» Stated problem
Exclude all pictures, then copy each of the records exactly as written.

___

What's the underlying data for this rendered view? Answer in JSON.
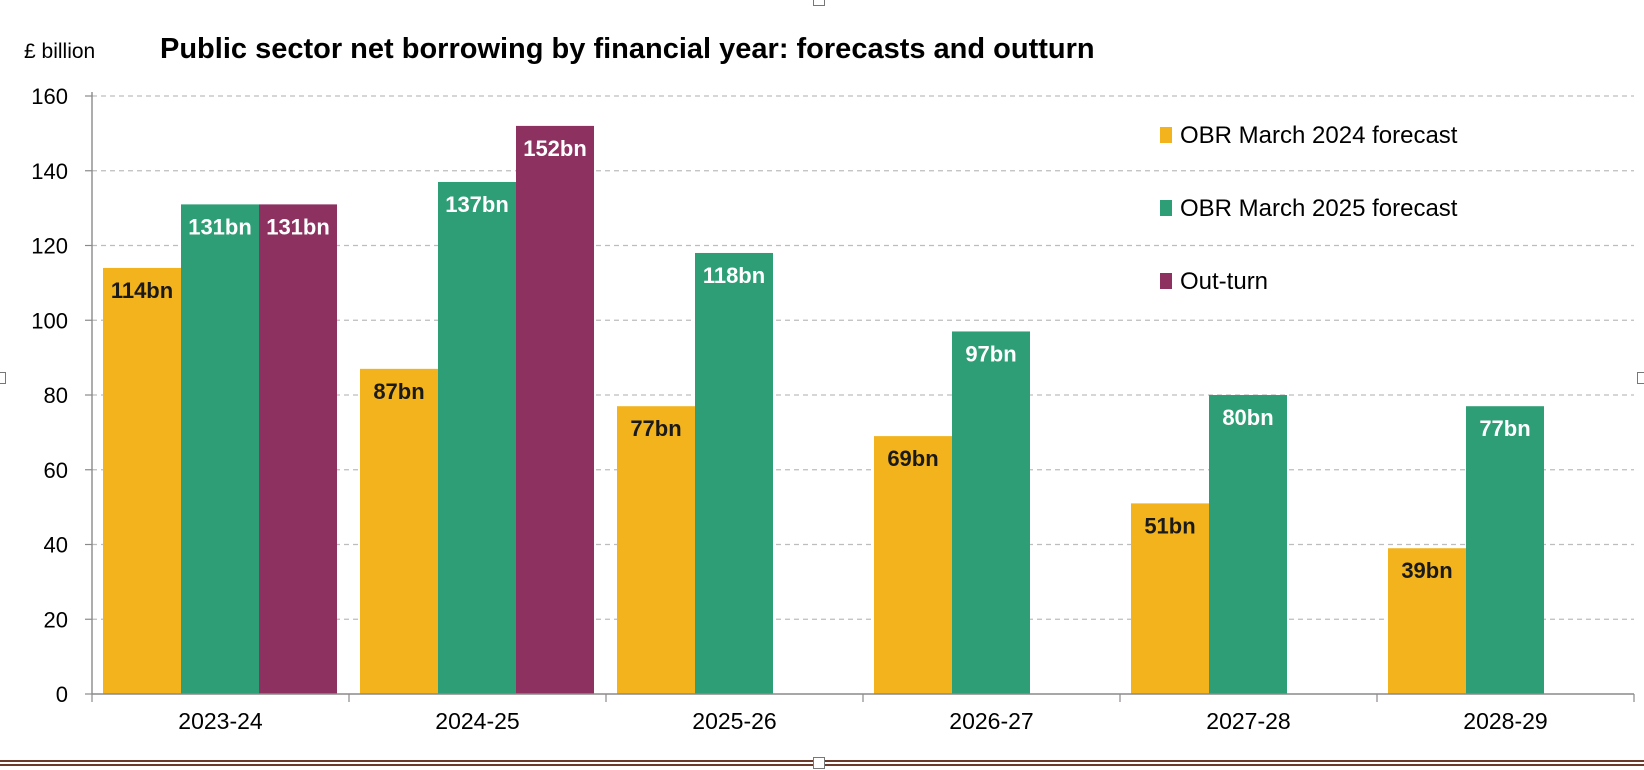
{
  "chart_data": {
    "type": "bar",
    "title": "Public sector net borrowing by financial year: forecasts and outturn",
    "ylabel": "£ billion",
    "xlabel": "",
    "ylim": [
      0,
      160
    ],
    "yticks": [
      0,
      20,
      40,
      60,
      80,
      100,
      120,
      140,
      160
    ],
    "grid": true,
    "legend_position": "top-right",
    "categories": [
      "2023-24",
      "2024-25",
      "2025-26",
      "2026-27",
      "2027-28",
      "2028-29"
    ],
    "series": [
      {
        "name": "OBR March 2024 forecast",
        "color": "#f2b31c",
        "label_color": "#1a1a1a",
        "values": [
          114,
          87,
          77,
          69,
          51,
          39
        ],
        "labels": [
          "114bn",
          "87bn",
          "77bn",
          "69bn",
          "51bn",
          "39bn"
        ]
      },
      {
        "name": "OBR March 2025 forecast",
        "color": "#2e9e76",
        "label_color": "#ffffff",
        "values": [
          131,
          137,
          118,
          97,
          80,
          77
        ],
        "labels": [
          "131bn",
          "137bn",
          "118bn",
          "97bn",
          "80bn",
          "77bn"
        ]
      },
      {
        "name": "Out-turn",
        "color": "#8c3160",
        "label_color": "#ffffff",
        "values": [
          131,
          152,
          null,
          null,
          null,
          null
        ],
        "labels": [
          "131bn",
          "152bn",
          "",
          "",
          "",
          ""
        ]
      }
    ]
  }
}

___

» Written solution
What's the underlying data for this rendered view? Answer in JSON.
{
  "chart_data": {
    "type": "bar",
    "title": "Public sector net borrowing by financial year: forecasts and outturn",
    "ylabel": "£ billion",
    "xlabel": "",
    "ylim": [
      0,
      160
    ],
    "yticks": [
      0,
      20,
      40,
      60,
      80,
      100,
      120,
      140,
      160
    ],
    "grid": true,
    "legend_position": "top-right",
    "categories": [
      "2023-24",
      "2024-25",
      "2025-26",
      "2026-27",
      "2027-28",
      "2028-29"
    ],
    "series": [
      {
        "name": "OBR March 2024 forecast",
        "color": "#f2b31c",
        "label_color": "#1a1a1a",
        "values": [
          114,
          87,
          77,
          69,
          51,
          39
        ],
        "labels": [
          "114bn",
          "87bn",
          "77bn",
          "69bn",
          "51bn",
          "39bn"
        ]
      },
      {
        "name": "OBR March 2025 forecast",
        "color": "#2e9e76",
        "label_color": "#ffffff",
        "values": [
          131,
          137,
          118,
          97,
          80,
          77
        ],
        "labels": [
          "131bn",
          "137bn",
          "118bn",
          "97bn",
          "80bn",
          "77bn"
        ]
      },
      {
        "name": "Out-turn",
        "color": "#8c3160",
        "label_color": "#ffffff",
        "values": [
          131,
          152,
          null,
          null,
          null,
          null
        ],
        "labels": [
          "131bn",
          "152bn",
          "",
          "",
          "",
          ""
        ]
      }
    ]
  }
}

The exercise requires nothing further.